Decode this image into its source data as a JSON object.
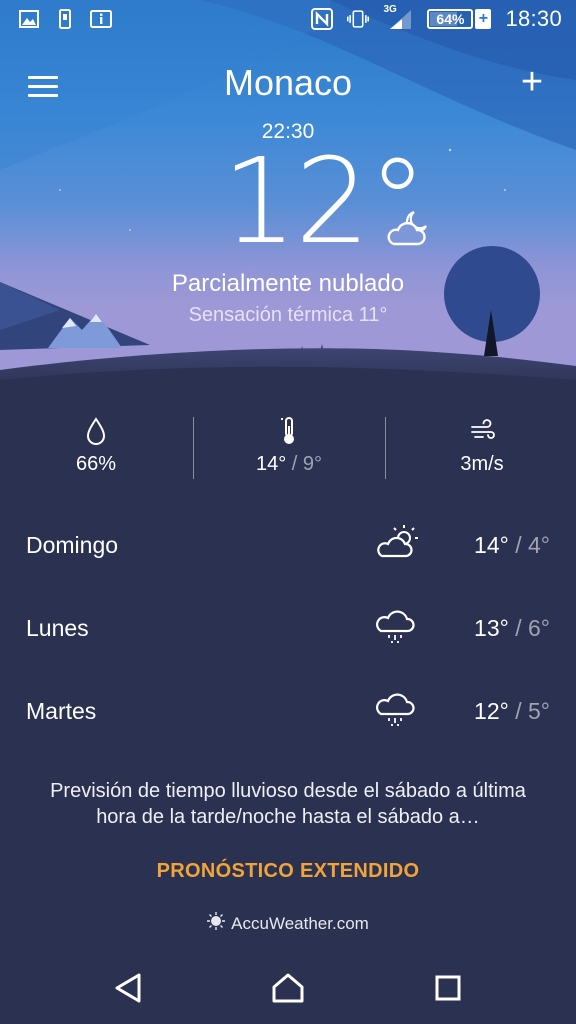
{
  "status_bar": {
    "battery_level": "64%",
    "battery_fraction": 0.64,
    "network": "3G",
    "time": "18:30",
    "icons_left": [
      "image-icon",
      "device-icon",
      "info-icon"
    ],
    "icons_right": [
      "nfc-icon",
      "vibrate-icon",
      "signal-icon",
      "battery-icon"
    ]
  },
  "header": {
    "city": "Monaco",
    "menu_icon": "hamburger-icon",
    "add_label": "+"
  },
  "current": {
    "time": "22:30",
    "temperature": "12°",
    "condition": "Parcialmente nublado",
    "feels_like": "Sensación térmica 11°",
    "icon": "partly-cloudy-night-icon"
  },
  "stats": {
    "humidity": "66%",
    "temp_high": "14°",
    "temp_low": "/ 9°",
    "wind": "3m/s"
  },
  "forecast": [
    {
      "day": "Domingo",
      "icon": "partly-cloudy-day-icon",
      "high": "14°",
      "low": "/ 4°"
    },
    {
      "day": "Lunes",
      "icon": "rain-icon",
      "high": "13°",
      "low": "/ 6°"
    },
    {
      "day": "Martes",
      "icon": "rain-icon",
      "high": "12°",
      "low": "/ 5°"
    }
  ],
  "summary": "Previsión de tiempo lluvioso desde el sábado a última hora de la tarde/noche hasta el sábado a…",
  "extended_label": "PRONÓSTICO EXTENDIDO",
  "provider": "AccuWeather.com",
  "colors": {
    "background": "#2b3150",
    "accent": "#f0a43a",
    "sky_top": "#2d78c8"
  }
}
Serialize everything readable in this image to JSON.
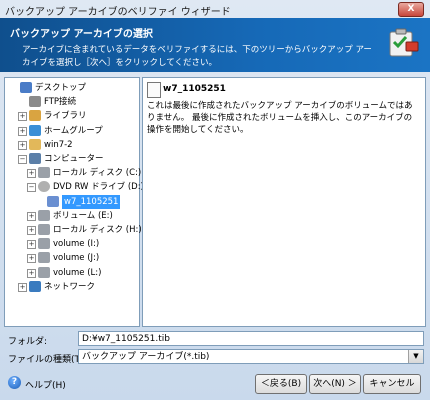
{
  "window": {
    "title": "バックアップ アーカイブのベリファイ ウィザード",
    "close_label": "X"
  },
  "banner": {
    "title": "バックアップ アーカイブの選択",
    "description": "アーカイブに含まれているデータをベリファイするには、下のツリーからバックアップ アーカイブを選択し［次へ］をクリックしてください。"
  },
  "tree": {
    "items": [
      {
        "label": "デスクトップ",
        "icon": "desktop-icon",
        "expander": ""
      },
      {
        "label": "FTP接続",
        "icon": "ftp-icon",
        "expander": ""
      },
      {
        "label": "ライブラリ",
        "icon": "library-icon",
        "expander": "+"
      },
      {
        "label": "ホームグループ",
        "icon": "homegroup-icon",
        "expander": "+"
      },
      {
        "label": "win7-2",
        "icon": "user-folder-icon",
        "expander": "+"
      },
      {
        "label": "コンピューター",
        "icon": "computer-icon",
        "expander": "−"
      },
      {
        "label": "ローカル ディスク (C:)",
        "icon": "drive-icon",
        "expander": "+"
      },
      {
        "label": "DVD RW ドライブ (D:) A",
        "icon": "dvd-icon",
        "expander": "−"
      },
      {
        "label": "w7_1105251",
        "icon": "archive-icon",
        "expander": ""
      },
      {
        "label": "ボリューム (E:)",
        "icon": "drive-icon",
        "expander": "+"
      },
      {
        "label": "ローカル ディスク (H:)",
        "icon": "drive-icon",
        "expander": "+"
      },
      {
        "label": "volume (I:)",
        "icon": "drive-icon",
        "expander": "+"
      },
      {
        "label": "volume (J:)",
        "icon": "drive-icon",
        "expander": "+"
      },
      {
        "label": "volume (L:)",
        "icon": "drive-icon",
        "expander": "+"
      },
      {
        "label": "ネットワーク",
        "icon": "network-icon",
        "expander": "+"
      }
    ]
  },
  "detail": {
    "title": "w7_1105251",
    "text": "これは最後に作成されたバックアップ アーカイブのボリュームではありません。 最後に作成されたボリュームを挿入し、このアーカイブの操作を開始してください。"
  },
  "form": {
    "folder_label": "フォルダ:",
    "folder_value": "D:¥w7_1105251.tib",
    "filetype_label": "ファイルの種類(T):",
    "filetype_value": "バックアップ アーカイブ(*.tib)"
  },
  "buttons": {
    "help": "ヘルプ(H)",
    "back": "＜戻る(B)",
    "next": "次へ(N) ＞",
    "cancel": "キャンセル"
  }
}
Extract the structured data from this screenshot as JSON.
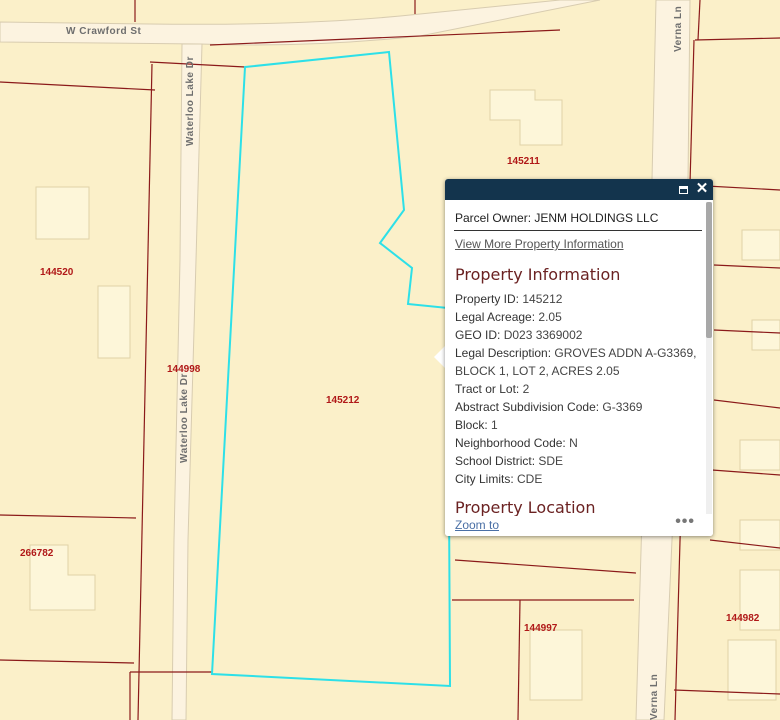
{
  "map": {
    "streets": {
      "crawford": "W Crawford St",
      "waterloo_top": "Waterloo Lake Dr",
      "waterloo_bottom": "Waterloo Lake Dr",
      "verna_top": "Verna Ln",
      "verna_bottom": "Verna Ln"
    },
    "parcels": {
      "p145211": "145211",
      "p144520": "144520",
      "p144998": "144998",
      "p145212": "145212",
      "p266782": "266782",
      "p144997": "144997",
      "p144982": "144982"
    },
    "colors": {
      "background": "#fbf0c9",
      "parcel_line": "#8b1a1a",
      "selection": "#2de0e8",
      "road": "#fcf3e0",
      "building": "#fdf6d9"
    }
  },
  "popup": {
    "owner_label": "Parcel Owner:",
    "owner_value": "JENM HOLDINGS LLC",
    "more_link": "View More Property Information",
    "section1": "Property Information",
    "fields": [
      {
        "label": "Property ID:",
        "value": "145212"
      },
      {
        "label": "Legal Acreage:",
        "value": "2.05"
      },
      {
        "label": "GEO ID:",
        "value": "D023 3369002"
      },
      {
        "label": "Legal Description:",
        "value": "GROVES ADDN A-G3369, BLOCK 1, LOT 2, ACRES 2.05"
      },
      {
        "label": "Tract or Lot:",
        "value": "2"
      },
      {
        "label": "Abstract Subdivision Code:",
        "value": "G-3369"
      },
      {
        "label": "Block:",
        "value": "1"
      },
      {
        "label": "Neighborhood Code:",
        "value": "N"
      },
      {
        "label": "School District:",
        "value": "SDE"
      },
      {
        "label": "City Limits:",
        "value": "CDE"
      }
    ],
    "section2": "Property Location",
    "zoom_link": "Zoom to",
    "more_icon": "ellipsis-icon",
    "maximize_icon": "maximize-icon",
    "close_icon": "close-icon",
    "close_glyph": "✕",
    "dots_glyph": "•••",
    "header_color": "#13344d"
  }
}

» GIVEN TASK
Extract each line from the entries above that contains the string "Lake".

» WRITTEN SOLUTION
      "waterloo_top": "Waterloo Lake Dr",
      "waterloo_bottom": "Waterloo Lake Dr",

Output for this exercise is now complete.